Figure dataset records
────────────────────────────────────────

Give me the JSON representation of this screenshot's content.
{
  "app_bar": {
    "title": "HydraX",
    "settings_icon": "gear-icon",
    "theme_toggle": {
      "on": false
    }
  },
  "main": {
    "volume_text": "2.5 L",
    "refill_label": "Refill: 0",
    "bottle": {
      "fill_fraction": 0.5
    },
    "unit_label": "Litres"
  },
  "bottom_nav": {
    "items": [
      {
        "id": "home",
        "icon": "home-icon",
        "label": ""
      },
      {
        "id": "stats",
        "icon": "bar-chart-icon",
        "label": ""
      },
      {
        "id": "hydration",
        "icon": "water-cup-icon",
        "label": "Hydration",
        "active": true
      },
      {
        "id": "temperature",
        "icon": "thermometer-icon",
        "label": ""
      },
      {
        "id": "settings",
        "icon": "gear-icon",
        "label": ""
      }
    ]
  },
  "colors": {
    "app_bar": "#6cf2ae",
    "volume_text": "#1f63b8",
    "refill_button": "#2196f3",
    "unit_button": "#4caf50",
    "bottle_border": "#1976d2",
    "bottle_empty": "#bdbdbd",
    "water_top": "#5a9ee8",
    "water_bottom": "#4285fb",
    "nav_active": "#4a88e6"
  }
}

────────────────────────────────────────

WHAT IS NEEDED
Type out all of the material again, word for word.

COMPLETED TASK
Give me the JSON representation of this screenshot's content.
{
  "app_bar": {
    "title": "HydraX",
    "settings_icon": "gear-icon",
    "theme_toggle": {
      "on": false
    }
  },
  "main": {
    "volume_text": "2.5 L",
    "refill_label": "Refill: 0",
    "bottle": {
      "fill_fraction": 0.5
    },
    "unit_label": "Litres"
  },
  "bottom_nav": {
    "items": [
      {
        "id": "home",
        "icon": "home-icon",
        "label": ""
      },
      {
        "id": "stats",
        "icon": "bar-chart-icon",
        "label": ""
      },
      {
        "id": "hydration",
        "icon": "water-cup-icon",
        "label": "Hydration",
        "active": true
      },
      {
        "id": "temperature",
        "icon": "thermometer-icon",
        "label": ""
      },
      {
        "id": "settings",
        "icon": "gear-icon",
        "label": ""
      }
    ]
  },
  "colors": {
    "app_bar": "#6cf2ae",
    "volume_text": "#1f63b8",
    "refill_button": "#2196f3",
    "unit_button": "#4caf50",
    "bottle_border": "#1976d2",
    "bottle_empty": "#bdbdbd",
    "water_top": "#5a9ee8",
    "water_bottom": "#4285fb",
    "nav_active": "#4a88e6"
  }
}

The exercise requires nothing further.